What you have to do: Return each line of the material verbatim.
-- Begin Provided entries --
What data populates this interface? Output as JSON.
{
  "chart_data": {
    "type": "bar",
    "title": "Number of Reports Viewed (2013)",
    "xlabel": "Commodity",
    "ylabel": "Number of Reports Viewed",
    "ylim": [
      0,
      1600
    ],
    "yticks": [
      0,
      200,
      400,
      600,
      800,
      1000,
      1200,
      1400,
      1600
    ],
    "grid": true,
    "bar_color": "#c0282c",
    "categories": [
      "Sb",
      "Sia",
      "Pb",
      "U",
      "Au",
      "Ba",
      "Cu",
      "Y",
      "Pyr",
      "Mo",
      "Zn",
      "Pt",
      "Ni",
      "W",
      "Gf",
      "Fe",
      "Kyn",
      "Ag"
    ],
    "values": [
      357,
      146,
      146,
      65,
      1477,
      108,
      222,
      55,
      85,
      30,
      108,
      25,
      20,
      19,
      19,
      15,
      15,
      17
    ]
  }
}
-- End Provided entries --
Task output:
What data populates this interface? Output as JSON.
{
  "chart_data": {
    "type": "bar",
    "title": "Number of Reports Viewed (2013)",
    "xlabel": "Commodity",
    "ylabel": "Number of Reports Viewed",
    "ylim": [
      0,
      1600
    ],
    "yticks": [
      0,
      200,
      400,
      600,
      800,
      1000,
      1200,
      1400,
      1600
    ],
    "grid": true,
    "bar_color": "#c0282c",
    "categories": [
      "Sb",
      "Sia",
      "Pb",
      "U",
      "Au",
      "Ba",
      "Cu",
      "Y",
      "Pyr",
      "Mo",
      "Zn",
      "Pt",
      "Ni",
      "W",
      "Gf",
      "Fe",
      "Kyn",
      "Ag"
    ],
    "values": [
      357,
      146,
      146,
      65,
      1477,
      108,
      222,
      55,
      85,
      30,
      108,
      25,
      20,
      19,
      19,
      15,
      15,
      17
    ]
  }
}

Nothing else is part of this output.